Rewrite the entries below, replacing "x-tick-label" with "x-axis-tick" wherever it occurs and leaving everything else unchanged. Omit the pictures.

*Supplied material:*
□ □ □
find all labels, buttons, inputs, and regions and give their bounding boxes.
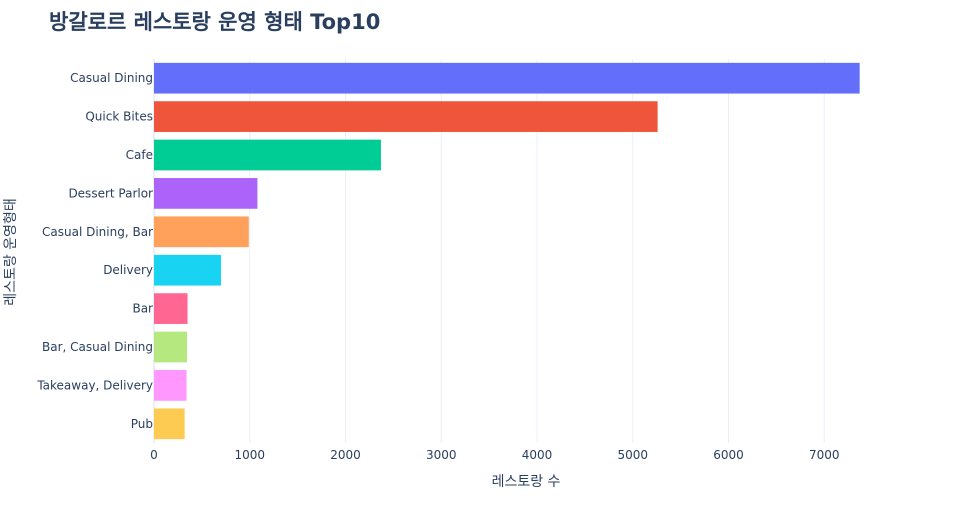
bar[interactable] <box>154 101 658 132</box>
y-tick-label: Bar <box>132 302 153 316</box>
x-tick-label: 7000 <box>809 448 840 462</box>
bar[interactable] <box>154 139 381 171</box>
y-axis-title: 레스토랑 운영형태 <box>3 198 19 306</box>
bar[interactable] <box>154 178 258 209</box>
y-tick-label: Casual Dining <box>70 71 153 85</box>
x-tick-label: 6000 <box>713 448 744 462</box>
x-tick-label: 2000 <box>330 448 361 462</box>
y-tick-label: Bar, Casual Dining <box>42 340 153 354</box>
bar[interactable] <box>154 408 185 440</box>
y-tick-label: Dessert Parlor <box>68 186 153 200</box>
y-tick-label: Delivery <box>103 263 153 277</box>
y-tick-label: Pub <box>131 417 153 431</box>
bar[interactable] <box>154 216 249 248</box>
bar[interactable] <box>154 331 188 363</box>
x-tick-label: 3000 <box>426 448 457 462</box>
y-tick-label: Cafe <box>126 148 153 162</box>
y-axis-tick-labels: Casual Dining Quick Bites Cafe Dessert Parl… <box>36 71 153 431</box>
y-tick-label: Casual Dining, Bar <box>42 225 153 239</box>
x-axis-tick-labels: 0 1000 2000 3000 4000 5000 6000 7000 <box>150 448 839 462</box>
y-tick-label: Quick Bites <box>85 110 153 124</box>
y-tick-label: Takeaway, Delivery <box>36 378 153 392</box>
chart-title: 방갈로르 레스토랑 운영 형태 Top10 <box>49 10 380 34</box>
x-tick-label: 4000 <box>522 448 553 462</box>
bar[interactable] <box>154 370 187 401</box>
bar[interactable] <box>154 293 188 324</box>
x-axis-title: 레스토랑 수 <box>492 474 561 490</box>
bar[interactable] <box>154 254 222 286</box>
x-tick-label: 5000 <box>617 448 648 462</box>
x-tick-label: 0 <box>150 448 158 462</box>
bar[interactable] <box>154 62 860 94</box>
x-tick-label: 1000 <box>234 448 265 462</box>
bars <box>154 62 860 440</box>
□ □ □
*Result:*
find all labels, buttons, inputs, and regions and give their bounding boxes.
bar[interactable] <box>154 101 658 132</box>
y-tick-label: Bar <box>132 302 153 316</box>
x-axis-tick: 7000 <box>809 448 840 462</box>
bar[interactable] <box>154 139 381 171</box>
y-axis-title: 레스토랑 운영형태 <box>3 198 19 306</box>
bar[interactable] <box>154 178 258 209</box>
y-tick-label: Casual Dining <box>70 71 153 85</box>
x-axis-tick: 6000 <box>713 448 744 462</box>
x-axis-tick: 2000 <box>330 448 361 462</box>
y-tick-label: Bar, Casual Dining <box>42 340 153 354</box>
bar[interactable] <box>154 408 185 440</box>
y-tick-label: Dessert Parlor <box>68 186 153 200</box>
y-tick-label: Delivery <box>103 263 153 277</box>
y-tick-label: Pub <box>131 417 153 431</box>
bar[interactable] <box>154 216 249 248</box>
bar[interactable] <box>154 331 188 363</box>
x-axis-tick: 3000 <box>426 448 457 462</box>
y-tick-label: Cafe <box>126 148 153 162</box>
y-axis-tick-labels: Casual Dining Quick Bites Cafe Dessert Parl… <box>36 71 153 431</box>
y-tick-label: Casual Dining, Bar <box>42 225 153 239</box>
x-axis-tick-labels: 0 1000 2000 3000 4000 5000 6000 7000 <box>150 448 839 462</box>
y-tick-label: Quick Bites <box>85 110 153 124</box>
y-tick-label: Takeaway, Delivery <box>36 378 153 392</box>
chart-title: 방갈로르 레스토랑 운영 형태 Top10 <box>49 10 380 34</box>
x-axis-tick: 4000 <box>522 448 553 462</box>
bar[interactable] <box>154 370 187 401</box>
bar[interactable] <box>154 293 188 324</box>
x-axis-title: 레스토랑 수 <box>492 474 561 490</box>
bar[interactable] <box>154 254 222 286</box>
x-axis-tick: 5000 <box>617 448 648 462</box>
x-axis-tick: 0 <box>150 448 158 462</box>
bar[interactable] <box>154 62 860 94</box>
x-axis-tick: 1000 <box>234 448 265 462</box>
bars <box>154 62 860 440</box>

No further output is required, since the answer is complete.